**DATA**
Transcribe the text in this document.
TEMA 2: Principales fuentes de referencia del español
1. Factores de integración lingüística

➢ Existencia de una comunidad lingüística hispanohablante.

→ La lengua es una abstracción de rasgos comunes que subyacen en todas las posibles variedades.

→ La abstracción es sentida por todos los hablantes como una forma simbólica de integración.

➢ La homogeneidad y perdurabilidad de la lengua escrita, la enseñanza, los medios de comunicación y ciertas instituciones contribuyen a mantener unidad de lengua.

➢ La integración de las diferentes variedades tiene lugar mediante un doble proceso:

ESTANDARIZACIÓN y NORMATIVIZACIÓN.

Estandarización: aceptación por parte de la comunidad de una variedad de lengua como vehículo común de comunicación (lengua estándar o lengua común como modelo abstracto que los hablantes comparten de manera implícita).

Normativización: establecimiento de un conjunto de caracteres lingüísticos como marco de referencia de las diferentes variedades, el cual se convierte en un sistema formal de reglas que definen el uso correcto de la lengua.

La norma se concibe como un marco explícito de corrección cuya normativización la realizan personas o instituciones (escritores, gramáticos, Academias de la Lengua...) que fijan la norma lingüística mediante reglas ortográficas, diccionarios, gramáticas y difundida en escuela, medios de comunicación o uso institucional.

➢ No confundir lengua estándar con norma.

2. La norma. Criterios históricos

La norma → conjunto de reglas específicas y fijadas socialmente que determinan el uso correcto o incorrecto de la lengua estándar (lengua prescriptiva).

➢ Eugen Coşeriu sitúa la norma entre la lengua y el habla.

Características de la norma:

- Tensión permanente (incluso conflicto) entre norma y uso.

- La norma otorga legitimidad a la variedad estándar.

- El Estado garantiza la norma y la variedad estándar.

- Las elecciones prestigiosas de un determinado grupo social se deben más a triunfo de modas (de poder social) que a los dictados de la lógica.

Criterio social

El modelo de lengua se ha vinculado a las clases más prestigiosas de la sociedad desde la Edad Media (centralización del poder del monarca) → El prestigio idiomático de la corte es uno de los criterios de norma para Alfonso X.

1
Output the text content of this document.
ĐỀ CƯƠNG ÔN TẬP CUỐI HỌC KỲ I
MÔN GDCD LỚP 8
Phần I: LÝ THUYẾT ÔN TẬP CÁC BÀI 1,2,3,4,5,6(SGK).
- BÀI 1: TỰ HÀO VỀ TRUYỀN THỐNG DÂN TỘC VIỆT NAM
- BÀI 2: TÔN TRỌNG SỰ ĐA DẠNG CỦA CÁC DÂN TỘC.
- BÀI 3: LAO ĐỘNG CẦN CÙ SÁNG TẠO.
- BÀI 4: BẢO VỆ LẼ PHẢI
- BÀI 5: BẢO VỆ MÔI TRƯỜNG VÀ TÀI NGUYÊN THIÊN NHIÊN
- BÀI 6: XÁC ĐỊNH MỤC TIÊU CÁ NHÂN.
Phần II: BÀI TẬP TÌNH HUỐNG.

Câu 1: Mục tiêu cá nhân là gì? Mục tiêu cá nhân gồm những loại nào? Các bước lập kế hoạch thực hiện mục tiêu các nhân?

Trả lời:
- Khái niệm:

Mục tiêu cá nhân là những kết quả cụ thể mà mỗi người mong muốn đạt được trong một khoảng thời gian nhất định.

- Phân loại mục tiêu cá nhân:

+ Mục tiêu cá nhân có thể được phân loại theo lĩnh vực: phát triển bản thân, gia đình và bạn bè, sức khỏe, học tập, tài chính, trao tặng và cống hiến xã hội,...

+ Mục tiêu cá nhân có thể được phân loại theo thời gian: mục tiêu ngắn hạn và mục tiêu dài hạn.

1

**GOAL**
Go through the material above line by line and copy it exactly.

**FINISHED ANSWER**
Transcribe the text in this document.
TEMA 2: Principales fuentes de referencia del español
1. Factores de integración lingüística

➢ Existencia de una comunidad lingüística hispanohablante.

→ La lengua es una abstracción de rasgos comunes que subyacen en todas las posibles variedades.

→ La abstracción es sentida por todos los hablantes como una forma simbólica de integración.

➢ La homogeneidad y perdurabilidad de la lengua escrita, la enseñanza, los medios de comunicación y ciertas instituciones contribuyen a mantener unidad de lengua.

➢ La integración de las diferentes variedades tiene lugar mediante un doble proceso:

ESTANDARIZACIÓN y NORMATIVIZACIÓN.

Estandarización: aceptación por parte de la comunidad de una variedad de lengua como vehículo común de comunicación (lengua estándar o lengua común como modelo abstracto que los hablantes comparten de manera implícita).

Normativización: establecimiento de un conjunto de caracteres lingüísticos como marco de referencia de las diferentes variedades, el cual se convierte en un sistema formal de reglas que definen el uso correcto de la lengua.

La norma se concibe como un marco explícito de corrección cuya normativización la realizan personas o instituciones (escritores, gramáticos, Academias de la Lengua...) que fijan la norma lingüística mediante reglas ortográficas, diccionarios, gramáticas y difundida en escuela, medios de comunicación o uso institucional.

➢ No confundir lengua estándar con norma.

2. La norma. Criterios históricos

La norma → conjunto de reglas específicas y fijadas socialmente que determinan el uso correcto o incorrecto de la lengua estándar (lengua prescriptiva).

➢ Eugen Coşeriu sitúa la norma entre la lengua y el habla.

Características de la norma:

- Tensión permanente (incluso conflicto) entre norma y uso.

- La norma otorga legitimidad a la variedad estándar.

- El Estado garantiza la norma y la variedad estándar.

- Las elecciones prestigiosas de un determinado grupo social se deben más a triunfo de modas (de poder social) que a los dictados de la lógica.

Criterio social

El modelo de lengua se ha vinculado a las clases más prestigiosas de la sociedad desde la Edad Media (centralización del poder del monarca) → El prestigio idiomático de la corte es uno de los criterios de norma para Alfonso X.

1
Output the text content of this document.
ĐỀ CƯƠNG ÔN TẬP CUỐI HỌC KỲ I
MÔN GDCD LỚP 8
Phần I: LÝ THUYẾT ÔN TẬP CÁC BÀI 1,2,3,4,5,6(SGK).
- BÀI 1: TỰ HÀO VỀ TRUYỀN THỐNG DÂN TỘC VIỆT NAM
- BÀI 2: TÔN TRỌNG SỰ ĐA DẠNG CỦA CÁC DÂN TỘC.
- BÀI 3: LAO ĐỘNG CẦN CÙ SÁNG TẠO.
- BÀI 4: BẢO VỆ LẼ PHẢI
- BÀI 5: BẢO VỆ MÔI TRƯỜNG VÀ TÀI NGUYÊN THIÊN NHIÊN
- BÀI 6: XÁC ĐỊNH MỤC TIÊU CÁ NHÂN.
Phần II: BÀI TẬP TÌNH HUỐNG.

Câu 1: Mục tiêu cá nhân là gì? Mục tiêu cá nhân gồm những loại nào? Các bước lập kế hoạch thực hiện mục tiêu các nhân?

Trả lời:
- Khái niệm:

Mục tiêu cá nhân là những kết quả cụ thể mà mỗi người mong muốn đạt được trong một khoảng thời gian nhất định.

- Phân loại mục tiêu cá nhân:

+ Mục tiêu cá nhân có thể được phân loại theo lĩnh vực: phát triển bản thân, gia đình và bạn bè, sức khỏe, học tập, tài chính, trao tặng và cống hiến xã hội,...

+ Mục tiêu cá nhân có thể được phân loại theo thời gian: mục tiêu ngắn hạn và mục tiêu dài hạn.

1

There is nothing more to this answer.